→ **Challenge a**: Print the rows verbatim, starting with the first row and going on through the line that contains "like-icon[interactable] bbox=[442, 348, 476, 382]".

Gangs also fit thesis four and thesis six of monster culture, The monster dwells at the gates of difference: “the monster is difference made flesh come to dwell among us……but for the most part monstrous difference tends to be cultural, political, racial, economical, sexual”. “when you can shoot someone and then turn around and go play video games there’s a problem”. This is very different for us and what we would call “not normal”. The gang also operates independent from the law and independent of societal norms such as being polite to each other. The gang is economical in that it finds ways to make money to fund its agenda. It is also racial, in that some gangs are racially motivated such as the K.K.K. Fear of the monster is really a kind of desire. “The monster is continually linked to forbidden practices….The monster also attracts….through the body of the monster fantasies of aggression, domination, and inversion are allowed safe expression….”.When describing the Crip lifestyle a gangster said, “As a Crip you’re seeking out power every day, you never get enough of it, it’s like a #$%& fever”. They thrive on power; they desire it and go after it.

→ **Records for processing**:
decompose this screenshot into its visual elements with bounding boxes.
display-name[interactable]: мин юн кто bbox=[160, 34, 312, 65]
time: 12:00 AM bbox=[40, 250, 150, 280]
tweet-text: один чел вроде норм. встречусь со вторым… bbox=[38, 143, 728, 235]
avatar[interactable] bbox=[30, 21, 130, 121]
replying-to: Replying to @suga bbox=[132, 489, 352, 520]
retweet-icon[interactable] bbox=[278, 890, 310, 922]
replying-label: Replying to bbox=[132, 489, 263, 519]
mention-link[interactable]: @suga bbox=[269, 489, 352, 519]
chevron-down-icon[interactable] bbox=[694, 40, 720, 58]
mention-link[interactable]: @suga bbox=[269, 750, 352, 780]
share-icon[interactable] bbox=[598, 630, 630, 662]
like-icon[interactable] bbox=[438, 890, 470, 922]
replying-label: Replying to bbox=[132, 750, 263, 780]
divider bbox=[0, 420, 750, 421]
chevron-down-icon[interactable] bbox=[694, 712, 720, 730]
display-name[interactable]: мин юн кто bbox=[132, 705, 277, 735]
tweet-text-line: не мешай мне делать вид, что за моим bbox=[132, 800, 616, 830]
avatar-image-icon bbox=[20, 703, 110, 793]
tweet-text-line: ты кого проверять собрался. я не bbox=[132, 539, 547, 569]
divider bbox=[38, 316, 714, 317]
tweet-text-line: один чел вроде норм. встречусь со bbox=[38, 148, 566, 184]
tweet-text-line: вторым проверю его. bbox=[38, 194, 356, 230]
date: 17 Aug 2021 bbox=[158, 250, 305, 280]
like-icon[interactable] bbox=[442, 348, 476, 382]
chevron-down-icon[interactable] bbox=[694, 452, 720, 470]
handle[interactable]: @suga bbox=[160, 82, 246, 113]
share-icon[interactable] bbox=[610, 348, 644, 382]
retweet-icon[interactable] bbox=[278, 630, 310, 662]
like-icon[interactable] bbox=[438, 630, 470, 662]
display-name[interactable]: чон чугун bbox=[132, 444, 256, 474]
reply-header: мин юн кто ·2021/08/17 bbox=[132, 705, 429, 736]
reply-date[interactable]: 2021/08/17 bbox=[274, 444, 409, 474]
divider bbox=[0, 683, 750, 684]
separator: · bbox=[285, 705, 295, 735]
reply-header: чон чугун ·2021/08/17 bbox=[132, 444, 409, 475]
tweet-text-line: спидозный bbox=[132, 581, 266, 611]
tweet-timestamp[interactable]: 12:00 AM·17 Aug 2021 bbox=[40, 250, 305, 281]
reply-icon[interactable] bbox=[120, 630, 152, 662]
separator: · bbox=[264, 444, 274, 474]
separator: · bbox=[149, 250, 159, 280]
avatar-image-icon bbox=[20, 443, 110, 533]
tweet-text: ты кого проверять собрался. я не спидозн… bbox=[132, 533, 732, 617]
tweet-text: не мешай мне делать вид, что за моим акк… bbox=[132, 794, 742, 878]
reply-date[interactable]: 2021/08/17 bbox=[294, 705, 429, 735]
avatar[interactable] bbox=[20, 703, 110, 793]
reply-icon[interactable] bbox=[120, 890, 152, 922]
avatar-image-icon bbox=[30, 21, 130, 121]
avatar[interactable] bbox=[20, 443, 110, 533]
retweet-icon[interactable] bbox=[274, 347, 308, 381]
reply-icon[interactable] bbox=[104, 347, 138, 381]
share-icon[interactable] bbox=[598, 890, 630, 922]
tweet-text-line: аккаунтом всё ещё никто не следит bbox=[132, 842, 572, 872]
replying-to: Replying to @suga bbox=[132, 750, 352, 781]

→ **Challenge b**: Summarize the passage on gangs in two sentences.

→ **Written response a**:
decompose this screenshot into its visual elements with bounding boxes.
display-name[interactable]: мин юн кто bbox=[160, 34, 312, 65]
time: 12:00 AM bbox=[40, 250, 150, 280]
tweet-text: один чел вроде норм. встречусь со вторым… bbox=[38, 143, 728, 235]
avatar[interactable] bbox=[30, 21, 130, 121]
replying-to: Replying to @suga bbox=[132, 489, 352, 520]
retweet-icon[interactable] bbox=[278, 890, 310, 922]
replying-label: Replying to bbox=[132, 489, 263, 519]
mention-link[interactable]: @suga bbox=[269, 489, 352, 519]
chevron-down-icon[interactable] bbox=[694, 40, 720, 58]
mention-link[interactable]: @suga bbox=[269, 750, 352, 780]
share-icon[interactable] bbox=[598, 630, 630, 662]
like-icon[interactable] bbox=[438, 890, 470, 922]
replying-label: Replying to bbox=[132, 750, 263, 780]
divider bbox=[0, 420, 750, 421]
chevron-down-icon[interactable] bbox=[694, 712, 720, 730]
display-name[interactable]: мин юн кто bbox=[132, 705, 277, 735]
tweet-text-line: не мешай мне делать вид, что за моим bbox=[132, 800, 616, 830]
avatar-image-icon bbox=[20, 703, 110, 793]
tweet-text-line: ты кого проверять собрался. я не bbox=[132, 539, 547, 569]
divider bbox=[38, 316, 714, 317]
tweet-text-line: один чел вроде норм. встречусь со bbox=[38, 148, 566, 184]
tweet-text-line: вторым проверю его. bbox=[38, 194, 356, 230]
date: 17 Aug 2021 bbox=[158, 250, 305, 280]
like-icon[interactable] bbox=[442, 348, 476, 382]

→ **Written response b**: Gangs fit the monster-culture ideas that the monster dwells at the gates of difference and that fear of the monster is a kind of desire. They operate independently of the law and of social norms, find ways to make money for their agenda, and are sometimes racially motivated, and a Crip's description of seeking power every day shows that gangs thrive on power and pursue it.